** begin Exercise data **

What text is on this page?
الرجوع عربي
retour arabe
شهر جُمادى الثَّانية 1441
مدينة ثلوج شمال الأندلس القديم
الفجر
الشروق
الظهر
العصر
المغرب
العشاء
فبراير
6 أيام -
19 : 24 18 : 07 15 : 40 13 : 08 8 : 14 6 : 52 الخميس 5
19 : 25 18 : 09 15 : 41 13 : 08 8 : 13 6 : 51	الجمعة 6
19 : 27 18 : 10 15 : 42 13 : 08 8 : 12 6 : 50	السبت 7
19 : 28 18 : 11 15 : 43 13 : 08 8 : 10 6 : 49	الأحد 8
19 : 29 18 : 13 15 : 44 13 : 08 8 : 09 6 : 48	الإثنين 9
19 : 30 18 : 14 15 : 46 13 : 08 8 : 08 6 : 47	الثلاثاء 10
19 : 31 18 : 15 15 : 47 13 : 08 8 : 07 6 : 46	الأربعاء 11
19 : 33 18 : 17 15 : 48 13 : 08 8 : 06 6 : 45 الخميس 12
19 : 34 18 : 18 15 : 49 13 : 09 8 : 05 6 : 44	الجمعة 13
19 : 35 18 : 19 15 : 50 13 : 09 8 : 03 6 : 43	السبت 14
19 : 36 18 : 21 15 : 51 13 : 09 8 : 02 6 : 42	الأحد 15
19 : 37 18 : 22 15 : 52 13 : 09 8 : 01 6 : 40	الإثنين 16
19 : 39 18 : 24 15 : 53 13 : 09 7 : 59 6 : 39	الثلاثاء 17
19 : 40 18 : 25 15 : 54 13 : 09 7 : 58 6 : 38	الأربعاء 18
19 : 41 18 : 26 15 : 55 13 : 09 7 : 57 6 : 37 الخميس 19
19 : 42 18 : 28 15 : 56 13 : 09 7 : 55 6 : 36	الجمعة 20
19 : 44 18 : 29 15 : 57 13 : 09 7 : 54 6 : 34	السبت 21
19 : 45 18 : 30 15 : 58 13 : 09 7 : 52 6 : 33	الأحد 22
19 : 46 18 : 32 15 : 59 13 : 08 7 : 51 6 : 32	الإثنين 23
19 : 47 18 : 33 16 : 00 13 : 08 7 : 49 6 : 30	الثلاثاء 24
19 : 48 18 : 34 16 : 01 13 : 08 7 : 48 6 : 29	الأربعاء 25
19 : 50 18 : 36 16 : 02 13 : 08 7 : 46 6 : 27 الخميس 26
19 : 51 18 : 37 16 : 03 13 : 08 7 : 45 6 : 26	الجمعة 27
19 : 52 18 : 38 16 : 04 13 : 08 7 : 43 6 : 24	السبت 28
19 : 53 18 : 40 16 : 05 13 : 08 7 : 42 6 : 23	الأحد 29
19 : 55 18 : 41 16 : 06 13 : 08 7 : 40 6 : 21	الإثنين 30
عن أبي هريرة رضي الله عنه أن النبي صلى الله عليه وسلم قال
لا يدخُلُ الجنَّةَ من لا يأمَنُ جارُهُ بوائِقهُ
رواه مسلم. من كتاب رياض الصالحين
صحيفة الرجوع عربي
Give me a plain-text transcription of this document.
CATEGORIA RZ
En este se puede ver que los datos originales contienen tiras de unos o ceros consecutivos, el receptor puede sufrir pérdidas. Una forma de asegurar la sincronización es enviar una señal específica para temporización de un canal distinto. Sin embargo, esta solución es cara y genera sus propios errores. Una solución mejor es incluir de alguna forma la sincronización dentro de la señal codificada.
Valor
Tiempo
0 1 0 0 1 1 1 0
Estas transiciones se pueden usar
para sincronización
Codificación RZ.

** end Exercise data **

# [What is required]
Provide the count, and nothing else, of lines in the data above where the word "الخميس" occurs.

# [Task result]
4